• **What the task asks**:
Pictures do not belong in the copy; transcribe everything else in the records exactly.

• **Supplied material**:
◆ ◆ ◆

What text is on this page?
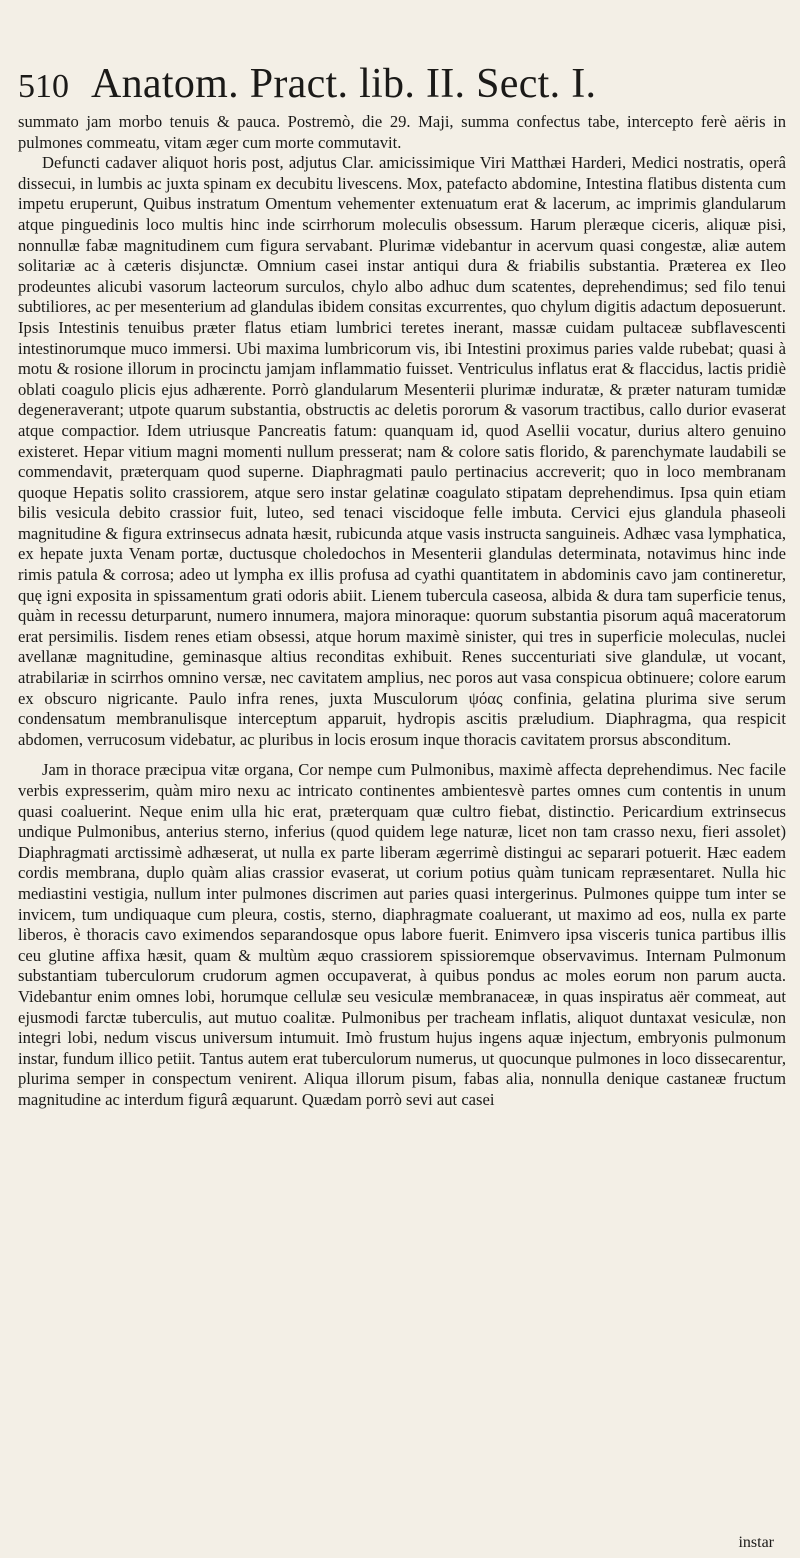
510 Anatom. Pract. lib. II. Sect. I.

summato jam morbo tenuis & pauca. Postremò, die 29. Maji, summa confectus tabe, intercepto ferè aëris in pulmones commeatu, vitam æger cum morte commutavit.

Defuncti cadaver aliquot horis post, adjutus Clar. amicissimique Viri Matthæi Harderi, Medici nostratis, operâ dissecui, in lumbis ac juxta spinam ex decubitu livescens. Mox, patefacto abdomine, Intestina flatibus distenta cum impetu eruperunt, Quibus instratum Omentum vehementer extenuatum erat & lacerum, ac imprimis glandularum atque pinguedinis loco multis hinc inde scirrhorum moleculis obsessum. Harum pleræque ciceris, aliquæ pisi, nonnullæ fabæ magnitudinem cum figura servabant. Plurimæ videbantur in acervum quasi congestæ, aliæ autem solitariæ ac à cæteris disjunctæ. Omnium casei instar antiqui dura & friabilis substantia. Præterea ex Ileo prodeuntes alicubi vasorum lacteorum surculos, chylo albo adhuc dum scatentes, deprehendimus; sed filo tenui subtiliores, ac per mesenterium ad glandulas ibidem consitas excurrentes, quo chylum digitis adactum deposuerunt. Ipsis Intestinis tenuibus præter flatus etiam lumbrici teretes inerant, massæ cuidam pultaceæ subflavescenti intestinorumque muco immersi. Ubi maxima lumbricorum vis, ibi Intestini proximus paries valde rubebat; quasi à motu & rosione illorum in procinctu jamjam inflammatio fuisset. Ventriculus inflatus erat & flaccidus, lactis pridiè oblati coagulo plicis ejus adhærente. Porrò glandularum Mesenterii plurimæ induratæ, & præter naturam tumidæ degeneraverant; utpote quarum substantia, obstructis ac deletis pororum & vasorum tractibus, callo durior evaserat atque compactior. Idem utriusque Pancreatis fatum: quanquam id, quod Asellii vocatur, durius altero genuino existeret. Hepar vitium magni momenti nullum presserat; nam & colore satis florido, & parenchymate laudabili se commendavit, præterquam quod superne. Diaphragmati paulo pertinacius accreverit; quo in loco membranam quoque Hepatis solito crassiorem, atque sero instar gelatinæ coagulato stipatam deprehendimus. Ipsa quin etiam bilis vesicula debito crassior fuit, luteo, sed tenaci viscidoque felle imbuta. Cervici ejus glandula phaseoli magnitudine & figura extrinsecus adnata hæsit, rubicunda atque vasis instructa sanguineis. Adhæc vasa lymphatica, ex hepate juxta Venam portæ, ductusque choledochos in Mesenterii glandulas determinata, notavimus hinc inde rimis patula & corrosa; adeo ut lympha ex illis profusa ad cyathi quantitatem in abdominis cavo jam contineretur, quę igni exposita in spissamentum grati odoris abiit. Lienem tubercula caseosa, albida & dura tam superficie tenus, quàm in recessu deturparunt, numero innumera, majora minoraque: quorum substantia pisorum aquâ maceratorum erat persimilis. Iisdem renes etiam obsessi, atque horum maximè sinister, qui tres in superficie moleculas, nuclei avellanæ magnitudine, geminasque altius reconditas exhibuit. Renes succenturiati sive glandulæ, ut vocant, atrabilariæ in scirrhos omnino versæ, nec cavitatem amplius, nec poros aut vasa conspicua obtinuere; colore earum ex obscuro nigricante. Paulo infra renes, juxta Musculorum ψόας confinia, gelatina plurima sive serum condensatum membranulisque interceptum apparuit, hydropis ascitis præludium. Diaphragma, qua respicit abdomen, verrucosum videbatur, ac pluribus in locis erosum inque thoracis cavitatem prorsus absconditum.

Jam in thorace præcipua vitæ organa, Cor nempe cum Pulmonibus, maximè affecta deprehendimus. Nec facile verbis expresserim, quàm miro nexu ac intricato continentes ambientesvè partes omnes cum contentis in unum quasi coaluerint. Neque enim ulla hic erat, præterquam quæ cultro fiebat, distinctio. Pericardium extrinsecus undique Pulmonibus, anterius sterno, inferius (quod quidem lege naturæ, licet non tam crasso nexu, fieri assolet) Diaphragmati arctissimè adhæserat, ut nulla ex parte liberam ægerrimè distingui ac separari potuerit. Hæc eadem cordis membrana, duplo quàm alias crassior evaserat, ut corium potius quàm tunicam repræsentaret. Nulla hic mediastini vestigia, nullum inter pulmones discrimen aut paries quasi intergerinus. Pulmones quippe tum inter se invicem, tum undiquaque cum pleura, costis, sterno, diaphragmate coaluerant, ut maximo ad eos, nulla ex parte liberos, è thoracis cavo eximendos separandosque opus labore fuerit. Enimvero ipsa visceris tunica partibus illis ceu glutine affixa hæsit, quam & multùm æquo crassiorem spissioremque observavimus. Internam Pulmonum substantiam tuberculorum crudorum agmen occupaverat, à quibus pondus ac moles eorum non parum aucta. Videbantur enim omnes lobi, horumque cellulæ seu vesiculæ membranaceæ, in quas inspiratus aër commeat, aut ejusmodi farctæ tuberculis, aut mutuo coalitæ. Pulmonibus per tracheam inflatis, aliquot duntaxat vesiculæ, non integri lobi, nedum viscus universum intumuit. Imò frustum hujus ingens aquæ injectum, embryonis pulmonum instar, fundum illico petiit. Tantus autem erat tuberculorum numerus, ut quocunque pulmones in loco dissecarentur, plurima semper in conspectum venirent. Aliqua illorum pisum, fabas alia, nonnulla denique castaneæ fructum magnitudine ac interdum figurâ æquarunt. Quædam porrò sevi aut casei

instar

◆ ◆ ◆

• **Completed task**:
What text is on this page?
510 Anatom. Pract. lib. II. Sect. I.

summato jam morbo tenuis & pauca. Postremò, die 29. Maji, summa confectus tabe, intercepto ferè aëris in pulmones commeatu, vitam æger cum morte commutavit.

Defuncti cadaver aliquot horis post, adjutus Clar. amicissimique Viri Matthæi Harderi, Medici nostratis, operâ dissecui, in lumbis ac juxta spinam ex decubitu livescens. Mox, patefacto abdomine, Intestina flatibus distenta cum impetu eruperunt, Quibus instratum Omentum vehementer extenuatum erat & lacerum, ac imprimis glandularum atque pinguedinis loco multis hinc inde scirrhorum moleculis obsessum. Harum pleræque ciceris, aliquæ pisi, nonnullæ fabæ magnitudinem cum figura servabant. Plurimæ videbantur in acervum quasi congestæ, aliæ autem solitariæ ac à cæteris disjunctæ. Omnium casei instar antiqui dura & friabilis substantia. Præterea ex Ileo prodeuntes alicubi vasorum lacteorum surculos, chylo albo adhuc dum scatentes, deprehendimus; sed filo tenui subtiliores, ac per mesenterium ad glandulas ibidem consitas excurrentes, quo chylum digitis adactum deposuerunt. Ipsis Intestinis tenuibus præter flatus etiam lumbrici teretes inerant, massæ cuidam pultaceæ subflavescenti intestinorumque muco immersi. Ubi maxima lumbricorum vis, ibi Intestini proximus paries valde rubebat; quasi à motu & rosione illorum in procinctu jamjam inflammatio fuisset. Ventriculus inflatus erat & flaccidus, lactis pridiè oblati coagulo plicis ejus adhærente. Porrò glandularum Mesenterii plurimæ induratæ, & præter naturam tumidæ degeneraverant; utpote quarum substantia, obstructis ac deletis pororum & vasorum tractibus, callo durior evaserat atque compactior. Idem utriusque Pancreatis fatum: quanquam id, quod Asellii vocatur, durius altero genuino existeret. Hepar vitium magni momenti nullum presserat; nam & colore satis florido, & parenchymate laudabili se commendavit, præterquam quod superne. Diaphragmati paulo pertinacius accreverit; quo in loco membranam quoque Hepatis solito crassiorem, atque sero instar gelatinæ coagulato stipatam deprehendimus. Ipsa quin etiam bilis vesicula debito crassior fuit, luteo, sed tenaci viscidoque felle imbuta. Cervici ejus glandula phaseoli magnitudine & figura extrinsecus adnata hæsit, rubicunda atque vasis instructa sanguineis. Adhæc vasa lymphatica, ex hepate juxta Venam portæ, ductusque choledochos in Mesenterii glandulas determinata, notavimus hinc inde rimis patula & corrosa; adeo ut lympha ex illis profusa ad cyathi quantitatem in abdominis cavo jam contineretur, quę igni exposita in spissamentum grati odoris abiit. Lienem tubercula caseosa, albida & dura tam superficie tenus, quàm in recessu deturparunt, numero innumera, majora minoraque: quorum substantia pisorum aquâ maceratorum erat persimilis. Iisdem renes etiam obsessi, atque horum maximè sinister, qui tres in superficie moleculas, nuclei avellanæ magnitudine, geminasque altius reconditas exhibuit. Renes succenturiati sive glandulæ, ut vocant, atrabilariæ in scirrhos omnino versæ, nec cavitatem amplius, nec poros aut vasa conspicua obtinuere; colore earum ex obscuro nigricante. Paulo infra renes, juxta Musculorum ψόας confinia, gelatina plurima sive serum condensatum membranulisque interceptum apparuit, hydropis ascitis præludium. Diaphragma, qua respicit abdomen, verrucosum videbatur, ac pluribus in locis erosum inque thoracis cavitatem prorsus absconditum.

Jam in thorace præcipua vitæ organa, Cor nempe cum Pulmonibus, maximè affecta deprehendimus. Nec facile verbis expresserim, quàm miro nexu ac intricato continentes ambientesvè partes omnes cum contentis in unum quasi coaluerint. Neque enim ulla hic erat, præterquam quæ cultro fiebat, distinctio. Pericardium extrinsecus undique Pulmonibus, anterius sterno, inferius (quod quidem lege naturæ, licet non tam crasso nexu, fieri assolet) Diaphragmati arctissimè adhæserat, ut nulla ex parte liberam ægerrimè distingui ac separari potuerit. Hæc eadem cordis membrana, duplo quàm alias crassior evaserat, ut corium potius quàm tunicam repræsentaret. Nulla hic mediastini vestigia, nullum inter pulmones discrimen aut paries quasi intergerinus. Pulmones quippe tum inter se invicem, tum undiquaque cum pleura, costis, sterno, diaphragmate coaluerant, ut maximo ad eos, nulla ex parte liberos, è thoracis cavo eximendos separandosque opus labore fuerit. Enimvero ipsa visceris tunica partibus illis ceu glutine affixa hæsit, quam & multùm æquo crassiorem spissioremque observavimus. Internam Pulmonum substantiam tuberculorum crudorum agmen occupaverat, à quibus pondus ac moles eorum non parum aucta. Videbantur enim omnes lobi, horumque cellulæ seu vesiculæ membranaceæ, in quas inspiratus aër commeat, aut ejusmodi farctæ tuberculis, aut mutuo coalitæ. Pulmonibus per tracheam inflatis, aliquot duntaxat vesiculæ, non integri lobi, nedum viscus universum intumuit. Imò frustum hujus ingens aquæ injectum, embryonis pulmonum instar, fundum illico petiit. Tantus autem erat tuberculorum numerus, ut quocunque pulmones in loco dissecarentur, plurima semper in conspectum venirent. Aliqua illorum pisum, fabas alia, nonnulla denique castaneæ fructum magnitudine ac interdum figurâ æquarunt. Quædam porrò sevi aut casei

instar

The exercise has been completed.